Work required » Could you return the data below exactly as it appears?

Items listed in a dataset:

____

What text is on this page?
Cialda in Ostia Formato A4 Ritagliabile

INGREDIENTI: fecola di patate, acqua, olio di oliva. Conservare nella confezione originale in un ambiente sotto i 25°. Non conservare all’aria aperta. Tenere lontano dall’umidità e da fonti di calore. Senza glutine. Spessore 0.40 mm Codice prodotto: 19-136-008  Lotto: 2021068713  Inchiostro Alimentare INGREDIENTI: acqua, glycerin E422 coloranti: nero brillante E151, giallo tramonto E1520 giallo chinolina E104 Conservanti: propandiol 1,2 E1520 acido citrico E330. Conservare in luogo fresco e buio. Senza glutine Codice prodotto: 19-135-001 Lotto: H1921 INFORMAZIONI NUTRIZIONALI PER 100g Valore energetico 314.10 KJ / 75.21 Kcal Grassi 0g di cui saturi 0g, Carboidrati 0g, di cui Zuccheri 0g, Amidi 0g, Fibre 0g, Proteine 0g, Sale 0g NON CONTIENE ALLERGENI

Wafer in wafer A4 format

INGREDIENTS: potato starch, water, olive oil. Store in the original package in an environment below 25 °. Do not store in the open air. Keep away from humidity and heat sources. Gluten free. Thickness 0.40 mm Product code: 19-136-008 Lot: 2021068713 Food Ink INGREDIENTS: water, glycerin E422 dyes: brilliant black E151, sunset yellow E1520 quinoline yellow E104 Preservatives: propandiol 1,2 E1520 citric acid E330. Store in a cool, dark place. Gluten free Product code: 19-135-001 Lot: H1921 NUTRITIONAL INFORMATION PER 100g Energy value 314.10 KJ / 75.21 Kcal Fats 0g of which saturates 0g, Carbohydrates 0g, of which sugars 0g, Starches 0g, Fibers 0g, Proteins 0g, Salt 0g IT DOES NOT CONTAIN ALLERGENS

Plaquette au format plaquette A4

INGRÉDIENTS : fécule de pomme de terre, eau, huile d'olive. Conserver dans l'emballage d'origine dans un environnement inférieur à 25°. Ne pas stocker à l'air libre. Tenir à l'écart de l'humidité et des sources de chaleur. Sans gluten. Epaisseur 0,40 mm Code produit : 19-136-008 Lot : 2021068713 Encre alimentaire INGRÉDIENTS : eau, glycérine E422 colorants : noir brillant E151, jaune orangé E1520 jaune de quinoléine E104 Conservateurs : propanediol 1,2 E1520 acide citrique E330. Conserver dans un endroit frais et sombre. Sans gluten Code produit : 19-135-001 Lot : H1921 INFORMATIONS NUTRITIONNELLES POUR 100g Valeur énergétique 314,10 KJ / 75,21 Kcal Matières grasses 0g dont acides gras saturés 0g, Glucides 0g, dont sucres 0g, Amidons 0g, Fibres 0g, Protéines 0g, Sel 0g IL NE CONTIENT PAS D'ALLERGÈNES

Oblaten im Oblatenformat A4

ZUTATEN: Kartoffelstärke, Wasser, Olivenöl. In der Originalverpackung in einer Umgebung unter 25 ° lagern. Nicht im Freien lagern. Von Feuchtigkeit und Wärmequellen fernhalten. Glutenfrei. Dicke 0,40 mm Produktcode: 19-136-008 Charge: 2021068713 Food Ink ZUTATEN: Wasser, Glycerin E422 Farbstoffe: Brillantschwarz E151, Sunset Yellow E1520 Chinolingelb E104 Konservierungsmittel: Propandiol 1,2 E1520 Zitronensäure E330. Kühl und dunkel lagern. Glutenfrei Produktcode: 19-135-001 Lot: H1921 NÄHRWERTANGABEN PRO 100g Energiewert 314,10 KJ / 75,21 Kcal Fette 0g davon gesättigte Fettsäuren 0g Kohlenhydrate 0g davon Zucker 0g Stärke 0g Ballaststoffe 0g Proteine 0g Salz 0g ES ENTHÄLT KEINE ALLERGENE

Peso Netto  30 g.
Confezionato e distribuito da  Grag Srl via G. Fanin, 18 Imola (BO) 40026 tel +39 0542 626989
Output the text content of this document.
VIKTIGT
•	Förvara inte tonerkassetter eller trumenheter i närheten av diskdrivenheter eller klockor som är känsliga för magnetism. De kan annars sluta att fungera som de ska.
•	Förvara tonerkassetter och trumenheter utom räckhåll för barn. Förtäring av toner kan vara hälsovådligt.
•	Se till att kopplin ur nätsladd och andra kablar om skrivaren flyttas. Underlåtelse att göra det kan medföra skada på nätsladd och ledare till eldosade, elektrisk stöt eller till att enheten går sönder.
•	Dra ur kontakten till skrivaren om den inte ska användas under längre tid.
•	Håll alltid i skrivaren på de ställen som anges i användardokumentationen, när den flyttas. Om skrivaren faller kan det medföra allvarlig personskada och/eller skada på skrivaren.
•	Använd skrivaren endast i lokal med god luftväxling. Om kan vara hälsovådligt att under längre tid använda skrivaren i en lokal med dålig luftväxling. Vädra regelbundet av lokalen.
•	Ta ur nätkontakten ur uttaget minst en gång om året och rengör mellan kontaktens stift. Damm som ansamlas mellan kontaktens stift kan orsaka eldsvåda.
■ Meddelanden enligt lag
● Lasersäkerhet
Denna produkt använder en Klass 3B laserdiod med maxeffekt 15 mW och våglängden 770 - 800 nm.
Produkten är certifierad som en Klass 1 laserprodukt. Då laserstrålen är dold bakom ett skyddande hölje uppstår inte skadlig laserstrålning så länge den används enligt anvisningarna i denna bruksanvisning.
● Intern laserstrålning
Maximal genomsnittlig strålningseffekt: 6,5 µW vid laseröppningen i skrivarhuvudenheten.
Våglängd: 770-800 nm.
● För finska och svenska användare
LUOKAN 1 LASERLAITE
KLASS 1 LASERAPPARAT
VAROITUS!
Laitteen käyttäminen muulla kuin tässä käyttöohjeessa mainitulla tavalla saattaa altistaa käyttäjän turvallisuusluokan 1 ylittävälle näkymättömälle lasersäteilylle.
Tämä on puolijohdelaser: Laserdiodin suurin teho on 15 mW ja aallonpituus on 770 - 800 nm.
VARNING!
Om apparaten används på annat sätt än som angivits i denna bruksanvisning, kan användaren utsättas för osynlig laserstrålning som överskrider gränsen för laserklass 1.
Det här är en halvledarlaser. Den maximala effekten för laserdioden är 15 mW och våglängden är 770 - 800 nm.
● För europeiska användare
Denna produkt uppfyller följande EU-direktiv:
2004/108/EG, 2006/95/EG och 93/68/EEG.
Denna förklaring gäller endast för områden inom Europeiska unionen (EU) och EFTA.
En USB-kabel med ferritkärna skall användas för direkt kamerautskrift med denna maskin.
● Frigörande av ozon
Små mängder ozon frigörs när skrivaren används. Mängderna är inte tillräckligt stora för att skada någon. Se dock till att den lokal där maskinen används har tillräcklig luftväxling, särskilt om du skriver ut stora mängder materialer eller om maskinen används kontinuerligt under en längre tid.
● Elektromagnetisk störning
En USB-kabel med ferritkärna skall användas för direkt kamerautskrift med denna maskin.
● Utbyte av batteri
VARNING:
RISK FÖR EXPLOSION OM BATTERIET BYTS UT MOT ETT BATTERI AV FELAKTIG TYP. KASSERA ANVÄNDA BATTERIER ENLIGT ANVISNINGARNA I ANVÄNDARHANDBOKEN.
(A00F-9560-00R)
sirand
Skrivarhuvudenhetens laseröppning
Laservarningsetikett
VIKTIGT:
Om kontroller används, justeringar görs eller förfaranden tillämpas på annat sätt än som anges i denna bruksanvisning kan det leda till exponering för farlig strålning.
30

____

Task solution »
What text is on this page?
Cialda in Ostia Formato A4 Ritagliabile

INGREDIENTI: fecola di patate, acqua, olio di oliva. Conservare nella confezione originale in un ambiente sotto i 25°. Non conservare all’aria aperta. Tenere lontano dall’umidità e da fonti di calore. Senza glutine. Spessore 0.40 mm Codice prodotto: 19-136-008  Lotto: 2021068713  Inchiostro Alimentare INGREDIENTI: acqua, glycerin E422 coloranti: nero brillante E151, giallo tramonto E1520 giallo chinolina E104 Conservanti: propandiol 1,2 E1520 acido citrico E330. Conservare in luogo fresco e buio. Senza glutine Codice prodotto: 19-135-001 Lotto: H1921 INFORMAZIONI NUTRIZIONALI PER 100g Valore energetico 314.10 KJ / 75.21 Kcal Grassi 0g di cui saturi 0g, Carboidrati 0g, di cui Zuccheri 0g, Amidi 0g, Fibre 0g, Proteine 0g, Sale 0g NON CONTIENE ALLERGENI

Wafer in wafer A4 format

INGREDIENTS: potato starch, water, olive oil. Store in the original package in an environment below 25 °. Do not store in the open air. Keep away from humidity and heat sources. Gluten free. Thickness 0.40 mm Product code: 19-136-008 Lot: 2021068713 Food Ink INGREDIENTS: water, glycerin E422 dyes: brilliant black E151, sunset yellow E1520 quinoline yellow E104 Preservatives: propandiol 1,2 E1520 citric acid E330. Store in a cool, dark place. Gluten free Product code: 19-135-001 Lot: H1921 NUTRITIONAL INFORMATION PER 100g Energy value 314.10 KJ / 75.21 Kcal Fats 0g of which saturates 0g, Carbohydrates 0g, of which sugars 0g, Starches 0g, Fibers 0g, Proteins 0g, Salt 0g IT DOES NOT CONTAIN ALLERGENS

Plaquette au format plaquette A4

INGRÉDIENTS : fécule de pomme de terre, eau, huile d'olive. Conserver dans l'emballage d'origine dans un environnement inférieur à 25°. Ne pas stocker à l'air libre. Tenir à l'écart de l'humidité et des sources de chaleur. Sans gluten. Epaisseur 0,40 mm Code produit : 19-136-008 Lot : 2021068713 Encre alimentaire INGRÉDIENTS : eau, glycérine E422 colorants : noir brillant E151, jaune orangé E1520 jaune de quinoléine E104 Conservateurs : propanediol 1,2 E1520 acide citrique E330. Conserver dans un endroit frais et sombre. Sans gluten Code produit : 19-135-001 Lot : H1921 INFORMATIONS NUTRITIONNELLES POUR 100g Valeur énergétique 314,10 KJ / 75,21 Kcal Matières grasses 0g dont acides gras saturés 0g, Glucides 0g, dont sucres 0g, Amidons 0g, Fibres 0g, Protéines 0g, Sel 0g IL NE CONTIENT PAS D'ALLERGÈNES

Oblaten im Oblatenformat A4

ZUTATEN: Kartoffelstärke, Wasser, Olivenöl. In der Originalverpackung in einer Umgebung unter 25 ° lagern. Nicht im Freien lagern. Von Feuchtigkeit und Wärmequellen fernhalten. Glutenfrei. Dicke 0,40 mm Produktcode: 19-136-008 Charge: 2021068713 Food Ink ZUTATEN: Wasser, Glycerin E422 Farbstoffe: Brillantschwarz E151, Sunset Yellow E1520 Chinolingelb E104 Konservierungsmittel: Propandiol 1,2 E1520 Zitronensäure E330. Kühl und dunkel lagern. Glutenfrei Produktcode: 19-135-001 Lot: H1921 NÄHRWERTANGABEN PRO 100g Energiewert 314,10 KJ / 75,21 Kcal Fette 0g davon gesättigte Fettsäuren 0g Kohlenhydrate 0g davon Zucker 0g Stärke 0g Ballaststoffe 0g Proteine 0g Salz 0g ES ENTHÄLT KEINE ALLERGENE

Peso Netto  30 g.
Confezionato e distribuito da  Grag Srl via G. Fanin, 18 Imola (BO) 40026 tel +39 0542 626989
Output the text content of this document.
VIKTIGT
•	Förvara inte tonerkassetter eller trumenheter i närheten av diskdrivenheter eller klockor som är känsliga för magnetism. De kan annars sluta att fungera som de ska.
•	Förvara tonerkassetter och trumenheter utom räckhåll för barn. Förtäring av toner kan vara hälsovådligt.
•	Se till att kopplin ur nätsladd och andra kablar om skrivaren flyttas. Underlåtelse att göra det kan medföra skada på nätsladd och ledare till eldosade, elektrisk stöt eller till att enheten går sönder.
•	Dra ur kontakten till skrivaren om den inte ska användas under längre tid.
•	Håll alltid i skrivaren på de ställen som anges i användardokumentationen, när den flyttas. Om skrivaren faller kan det medföra allvarlig personskada och/eller skada på skrivaren.
•	Använd skrivaren endast i lokal med god luftväxling. Om kan vara hälsovådligt att under längre tid använda skrivaren i en lokal med dålig luftväxling. Vädra regelbundet av lokalen.
•	Ta ur nätkontakten ur uttaget minst en gång om året och rengör mellan kontaktens stift. Damm som ansamlas mellan kontaktens stift kan orsaka eldsvåda.
■ Meddelanden enligt lag
● Lasersäkerhet
Denna produkt använder en Klass 3B laserdiod med maxeffekt 15 mW och våglängden 770 - 800 nm.
Produkten är certifierad som en Klass 1 laserprodukt. Då laserstrålen är dold bakom ett skyddande hölje uppstår inte skadlig laserstrålning så länge den används enligt anvisningarna i denna bruksanvisning.
● Intern laserstrålning
Maximal genomsnittlig strålningseffekt: 6,5 µW vid laseröppningen i skrivarhuvudenheten.
Våglängd: 770-800 nm.
● För finska och svenska användare
LUOKAN 1 LASERLAITE
KLASS 1 LASERAPPARAT
VAROITUS!
Laitteen käyttäminen muulla kuin tässä käyttöohjeessa mainitulla tavalla saattaa altistaa käyttäjän turvallisuusluokan 1 ylittävälle näkymättömälle lasersäteilylle.
Tämä on puolijohdelaser: Laserdiodin suurin teho on 15 mW ja aallonpituus on 770 - 800 nm.
VARNING!
Om apparaten används på annat sätt än som angivits i denna bruksanvisning, kan användaren utsättas för osynlig laserstrålning som överskrider gränsen för laserklass 1.
Det här är en halvledarlaser. Den maximala effekten för laserdioden är 15 mW och våglängden är 770 - 800 nm.
● För europeiska användare
Denna produkt uppfyller följande EU-direktiv:
2004/108/EG, 2006/95/EG och 93/68/EEG.
Denna förklaring gäller endast för områden inom Europeiska unionen (EU) och EFTA.
En USB-kabel med ferritkärna skall användas för direkt kamerautskrift med denna maskin.
● Frigörande av ozon
Små mängder ozon frigörs när skrivaren används. Mängderna är inte tillräckligt stora för att skada någon. Se dock till att den lokal där maskinen används har tillräcklig luftväxling, särskilt om du skriver ut stora mängder materialer eller om maskinen används kontinuerligt under en längre tid.
● Elektromagnetisk störning
En USB-kabel med ferritkärna skall användas för direkt kamerautskrift med denna maskin.
● Utbyte av batteri
VARNING:
RISK FÖR EXPLOSION OM BATTERIET BYTS UT MOT ETT BATTERI AV FELAKTIG TYP. KASSERA ANVÄNDA BATTERIER ENLIGT ANVISNINGARNA I ANVÄNDARHANDBOKEN.
(A00F-9560-00R)
sirand
Skrivarhuvudenhetens laseröppning
Laservarningsetikett
VIKTIGT:
Om kontroller används, justeringar görs eller förfaranden tillämpas på annat sätt än som anges i denna bruksanvisning kan det leda till exponering för farlig strålning.
30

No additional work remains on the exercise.